> [The exercise]: Whenever a line below holds the word "dist", copy that line.

> [Exercise input]:
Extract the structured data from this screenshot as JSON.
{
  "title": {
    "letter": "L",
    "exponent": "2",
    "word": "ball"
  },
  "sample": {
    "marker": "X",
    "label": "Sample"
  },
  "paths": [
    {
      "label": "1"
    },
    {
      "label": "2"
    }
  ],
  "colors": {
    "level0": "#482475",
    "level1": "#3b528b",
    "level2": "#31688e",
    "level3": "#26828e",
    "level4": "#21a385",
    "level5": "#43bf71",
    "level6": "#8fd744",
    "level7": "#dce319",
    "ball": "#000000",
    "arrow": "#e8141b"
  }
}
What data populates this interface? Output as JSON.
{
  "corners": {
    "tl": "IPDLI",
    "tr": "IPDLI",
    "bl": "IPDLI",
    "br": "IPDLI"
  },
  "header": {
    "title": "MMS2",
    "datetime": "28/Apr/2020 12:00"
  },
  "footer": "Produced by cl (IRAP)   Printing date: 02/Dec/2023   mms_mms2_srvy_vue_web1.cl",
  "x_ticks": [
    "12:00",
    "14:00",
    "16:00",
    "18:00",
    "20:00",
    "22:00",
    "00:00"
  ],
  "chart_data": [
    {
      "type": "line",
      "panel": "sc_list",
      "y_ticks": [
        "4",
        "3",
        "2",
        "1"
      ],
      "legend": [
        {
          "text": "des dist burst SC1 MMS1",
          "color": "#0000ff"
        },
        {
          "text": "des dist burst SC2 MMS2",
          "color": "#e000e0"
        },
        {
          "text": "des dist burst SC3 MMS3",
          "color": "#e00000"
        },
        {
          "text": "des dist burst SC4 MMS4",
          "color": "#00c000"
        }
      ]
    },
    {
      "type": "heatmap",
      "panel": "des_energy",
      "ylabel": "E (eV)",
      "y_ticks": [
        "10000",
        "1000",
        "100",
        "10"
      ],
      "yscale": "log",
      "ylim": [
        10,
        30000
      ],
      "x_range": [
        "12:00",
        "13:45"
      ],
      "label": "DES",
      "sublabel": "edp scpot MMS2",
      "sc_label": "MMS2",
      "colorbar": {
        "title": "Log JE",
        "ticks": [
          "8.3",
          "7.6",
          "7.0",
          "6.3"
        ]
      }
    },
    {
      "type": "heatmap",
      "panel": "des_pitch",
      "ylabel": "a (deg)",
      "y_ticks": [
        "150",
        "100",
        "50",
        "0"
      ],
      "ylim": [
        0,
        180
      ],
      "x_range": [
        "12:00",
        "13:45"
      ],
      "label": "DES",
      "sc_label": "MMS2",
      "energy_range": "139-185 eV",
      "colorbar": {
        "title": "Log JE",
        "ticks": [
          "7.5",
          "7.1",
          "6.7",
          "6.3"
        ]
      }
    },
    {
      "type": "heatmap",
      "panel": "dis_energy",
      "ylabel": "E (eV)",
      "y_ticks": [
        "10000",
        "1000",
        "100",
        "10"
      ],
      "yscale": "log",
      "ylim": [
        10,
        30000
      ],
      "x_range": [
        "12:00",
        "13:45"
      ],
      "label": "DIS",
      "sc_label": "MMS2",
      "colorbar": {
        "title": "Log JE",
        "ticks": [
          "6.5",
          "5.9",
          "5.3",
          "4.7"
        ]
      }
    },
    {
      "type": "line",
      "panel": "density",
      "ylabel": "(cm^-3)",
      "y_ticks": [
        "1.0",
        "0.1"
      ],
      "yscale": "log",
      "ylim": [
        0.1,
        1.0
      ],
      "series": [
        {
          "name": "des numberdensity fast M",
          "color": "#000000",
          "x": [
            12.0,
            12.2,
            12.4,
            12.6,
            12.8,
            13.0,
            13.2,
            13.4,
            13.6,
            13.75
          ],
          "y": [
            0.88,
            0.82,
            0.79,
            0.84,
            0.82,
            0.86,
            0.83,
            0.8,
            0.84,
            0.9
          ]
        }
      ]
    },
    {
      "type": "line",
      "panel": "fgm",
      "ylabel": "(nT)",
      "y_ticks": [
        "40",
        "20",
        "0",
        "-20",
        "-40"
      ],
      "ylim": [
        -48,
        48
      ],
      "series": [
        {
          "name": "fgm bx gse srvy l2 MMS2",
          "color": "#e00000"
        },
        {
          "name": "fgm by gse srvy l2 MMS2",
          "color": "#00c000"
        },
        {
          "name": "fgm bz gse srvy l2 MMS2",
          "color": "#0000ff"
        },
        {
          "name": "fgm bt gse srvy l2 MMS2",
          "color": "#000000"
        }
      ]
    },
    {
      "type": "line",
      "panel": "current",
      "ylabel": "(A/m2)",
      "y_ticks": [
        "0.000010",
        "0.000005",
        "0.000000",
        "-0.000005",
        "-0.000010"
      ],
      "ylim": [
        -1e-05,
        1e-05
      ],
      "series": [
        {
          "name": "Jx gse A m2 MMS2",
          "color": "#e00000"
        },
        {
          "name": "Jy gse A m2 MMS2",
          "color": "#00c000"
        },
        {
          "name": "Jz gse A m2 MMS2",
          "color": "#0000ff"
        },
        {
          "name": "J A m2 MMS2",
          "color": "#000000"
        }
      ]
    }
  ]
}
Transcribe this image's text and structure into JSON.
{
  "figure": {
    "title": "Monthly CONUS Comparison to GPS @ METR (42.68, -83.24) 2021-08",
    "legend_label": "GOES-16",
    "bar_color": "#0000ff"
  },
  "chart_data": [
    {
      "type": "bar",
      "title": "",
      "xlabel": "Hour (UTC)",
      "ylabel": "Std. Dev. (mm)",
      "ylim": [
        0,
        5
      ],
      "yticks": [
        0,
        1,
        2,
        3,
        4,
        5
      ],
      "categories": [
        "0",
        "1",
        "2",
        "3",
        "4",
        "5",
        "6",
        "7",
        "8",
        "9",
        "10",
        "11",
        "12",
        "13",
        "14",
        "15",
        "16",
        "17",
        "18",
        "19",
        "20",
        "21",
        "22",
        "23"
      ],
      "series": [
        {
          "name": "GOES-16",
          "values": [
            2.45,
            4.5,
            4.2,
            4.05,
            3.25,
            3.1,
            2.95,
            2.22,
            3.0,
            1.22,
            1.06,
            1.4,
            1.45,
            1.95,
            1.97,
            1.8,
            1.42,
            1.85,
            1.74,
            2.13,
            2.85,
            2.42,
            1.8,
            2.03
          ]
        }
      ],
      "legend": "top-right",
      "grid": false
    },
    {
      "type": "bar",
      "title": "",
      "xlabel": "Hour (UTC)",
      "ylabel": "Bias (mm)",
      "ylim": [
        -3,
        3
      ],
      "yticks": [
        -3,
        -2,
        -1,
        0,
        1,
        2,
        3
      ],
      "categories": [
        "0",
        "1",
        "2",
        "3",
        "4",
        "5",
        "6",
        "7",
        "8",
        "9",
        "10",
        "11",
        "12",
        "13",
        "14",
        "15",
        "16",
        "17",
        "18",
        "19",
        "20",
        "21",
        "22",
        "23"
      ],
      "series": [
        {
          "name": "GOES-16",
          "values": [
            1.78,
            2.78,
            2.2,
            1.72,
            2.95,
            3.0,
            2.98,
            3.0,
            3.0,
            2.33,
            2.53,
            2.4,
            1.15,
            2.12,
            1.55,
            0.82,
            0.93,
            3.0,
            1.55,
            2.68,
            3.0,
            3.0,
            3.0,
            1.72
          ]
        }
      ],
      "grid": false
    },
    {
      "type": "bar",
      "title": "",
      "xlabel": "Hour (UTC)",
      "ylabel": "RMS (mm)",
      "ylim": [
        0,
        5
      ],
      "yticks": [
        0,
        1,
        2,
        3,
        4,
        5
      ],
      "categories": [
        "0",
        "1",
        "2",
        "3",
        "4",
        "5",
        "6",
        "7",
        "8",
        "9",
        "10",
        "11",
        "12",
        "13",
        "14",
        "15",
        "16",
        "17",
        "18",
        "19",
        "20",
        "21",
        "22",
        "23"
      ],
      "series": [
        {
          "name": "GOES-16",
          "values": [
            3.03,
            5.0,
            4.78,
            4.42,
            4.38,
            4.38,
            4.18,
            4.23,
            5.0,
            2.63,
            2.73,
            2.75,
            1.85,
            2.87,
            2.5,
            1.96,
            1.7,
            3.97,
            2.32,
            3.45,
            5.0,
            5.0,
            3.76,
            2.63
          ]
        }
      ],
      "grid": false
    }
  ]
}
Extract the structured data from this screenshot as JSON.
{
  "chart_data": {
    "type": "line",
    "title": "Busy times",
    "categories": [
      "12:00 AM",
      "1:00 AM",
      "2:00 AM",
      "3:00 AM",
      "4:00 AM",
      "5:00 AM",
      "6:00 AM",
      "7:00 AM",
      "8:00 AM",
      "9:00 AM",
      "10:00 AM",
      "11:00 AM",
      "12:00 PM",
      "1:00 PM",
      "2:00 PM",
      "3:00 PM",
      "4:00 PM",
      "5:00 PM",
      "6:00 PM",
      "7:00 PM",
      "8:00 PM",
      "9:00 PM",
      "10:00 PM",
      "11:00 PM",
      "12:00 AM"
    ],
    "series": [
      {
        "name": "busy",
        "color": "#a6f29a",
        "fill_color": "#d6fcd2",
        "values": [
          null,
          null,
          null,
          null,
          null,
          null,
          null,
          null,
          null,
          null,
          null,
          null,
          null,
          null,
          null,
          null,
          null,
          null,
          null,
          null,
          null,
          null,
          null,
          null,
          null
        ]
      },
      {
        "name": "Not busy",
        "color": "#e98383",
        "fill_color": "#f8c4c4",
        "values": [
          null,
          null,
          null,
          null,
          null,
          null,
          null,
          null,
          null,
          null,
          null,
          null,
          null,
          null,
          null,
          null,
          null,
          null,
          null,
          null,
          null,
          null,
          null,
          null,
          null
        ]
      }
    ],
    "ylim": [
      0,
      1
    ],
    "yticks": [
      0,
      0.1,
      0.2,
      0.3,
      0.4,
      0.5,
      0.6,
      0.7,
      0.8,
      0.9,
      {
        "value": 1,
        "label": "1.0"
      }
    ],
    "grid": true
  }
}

> [Exercise result]:
          "text": "des dist burst SC1 MMS1",
          "text": "des dist burst SC2 MMS2",
          "text": "des dist burst SC3 MMS3",
          "text": "des dist burst SC4 MMS4",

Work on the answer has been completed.